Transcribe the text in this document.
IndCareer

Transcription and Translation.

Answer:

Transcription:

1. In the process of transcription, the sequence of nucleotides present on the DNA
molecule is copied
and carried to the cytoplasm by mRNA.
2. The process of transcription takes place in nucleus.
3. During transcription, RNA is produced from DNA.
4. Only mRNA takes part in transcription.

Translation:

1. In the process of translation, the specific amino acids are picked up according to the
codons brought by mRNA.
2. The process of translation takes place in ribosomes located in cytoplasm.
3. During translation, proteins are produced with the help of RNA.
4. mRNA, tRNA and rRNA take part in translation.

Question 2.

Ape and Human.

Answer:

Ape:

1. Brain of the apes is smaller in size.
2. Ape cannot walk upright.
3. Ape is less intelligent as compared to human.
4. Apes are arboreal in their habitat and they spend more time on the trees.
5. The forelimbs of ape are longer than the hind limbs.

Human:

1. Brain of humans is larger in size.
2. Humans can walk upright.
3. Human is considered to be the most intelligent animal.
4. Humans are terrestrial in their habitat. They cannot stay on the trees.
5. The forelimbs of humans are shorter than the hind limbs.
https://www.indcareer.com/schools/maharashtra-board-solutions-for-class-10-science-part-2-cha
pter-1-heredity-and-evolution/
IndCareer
-----
● Task brief:
Recopy the whole listing exactly.

● Task output:
Transcribe the text in this document.
IndCareer

Transcription and Translation.

Answer:

Transcription:

1. In the process of transcription, the sequence of nucleotides present on the DNA
molecule is copied
and carried to the cytoplasm by mRNA.
2. The process of transcription takes place in nucleus.
3. During transcription, RNA is produced from DNA.
4. Only mRNA takes part in transcription.

Translation:

1. In the process of translation, the specific amino acids are picked up according to the
codons brought by mRNA.
2. The process of translation takes place in ribosomes located in cytoplasm.
3. During translation, proteins are produced with the help of RNA.
4. mRNA, tRNA and rRNA take part in translation.

Question 2.

Ape and Human.

Answer:

Ape:

1. Brain of the apes is smaller in size.
2. Ape cannot walk upright.
3. Ape is less intelligent as compared to human.
4. Apes are arboreal in their habitat and they spend more time on the trees.
5. The forelimbs of ape are longer than the hind limbs.

Human:

1. Brain of humans is larger in size.
2. Humans can walk upright.
3. Human is considered to be the most intelligent animal.
4. Humans are terrestrial in their habitat. They cannot stay on the trees.
5. The forelimbs of humans are shorter than the hind limbs.
https://www.indcareer.com/schools/maharashtra-board-solutions-for-class-10-science-part-2-cha
pter-1-heredity-and-evolution/
IndCareer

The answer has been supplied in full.